◆ **Figure contents as structured data**

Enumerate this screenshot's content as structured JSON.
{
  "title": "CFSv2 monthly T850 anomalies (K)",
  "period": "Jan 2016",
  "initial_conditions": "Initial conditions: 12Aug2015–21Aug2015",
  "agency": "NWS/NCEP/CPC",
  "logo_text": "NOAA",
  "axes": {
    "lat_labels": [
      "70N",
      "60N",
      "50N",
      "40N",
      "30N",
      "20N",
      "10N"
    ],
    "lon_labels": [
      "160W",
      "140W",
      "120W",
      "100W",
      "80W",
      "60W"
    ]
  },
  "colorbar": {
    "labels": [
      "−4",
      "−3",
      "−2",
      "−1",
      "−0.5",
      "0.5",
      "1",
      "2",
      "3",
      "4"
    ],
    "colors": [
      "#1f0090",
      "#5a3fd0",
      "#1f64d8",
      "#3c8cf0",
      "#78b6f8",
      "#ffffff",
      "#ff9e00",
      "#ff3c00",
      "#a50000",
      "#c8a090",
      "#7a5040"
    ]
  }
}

◆ **YOUR GOAL**
Reproduce the listing above word for word.

◆ **SOLUTION TO THIS TASK**
Enumerate this screenshot's content as structured JSON.
{
  "title": "CFSv2 monthly T850 anomalies (K)",
  "period": "Jan 2016",
  "initial_conditions": "Initial conditions: 12Aug2015–21Aug2015",
  "agency": "NWS/NCEP/CPC",
  "logo_text": "NOAA",
  "axes": {
    "lat_labels": [
      "70N",
      "60N",
      "50N",
      "40N",
      "30N",
      "20N",
      "10N"
    ],
    "lon_labels": [
      "160W",
      "140W",
      "120W",
      "100W",
      "80W",
      "60W"
    ]
  },
  "colorbar": {
    "labels": [
      "−4",
      "−3",
      "−2",
      "−1",
      "−0.5",
      "0.5",
      "1",
      "2",
      "3",
      "4"
    ],
    "colors": [
      "#1f0090",
      "#5a3fd0",
      "#1f64d8",
      "#3c8cf0",
      "#78b6f8",
      "#ffffff",
      "#ff9e00",
      "#ff3c00",
      "#a50000",
      "#c8a090",
      "#7a5040"
    ]
  }
}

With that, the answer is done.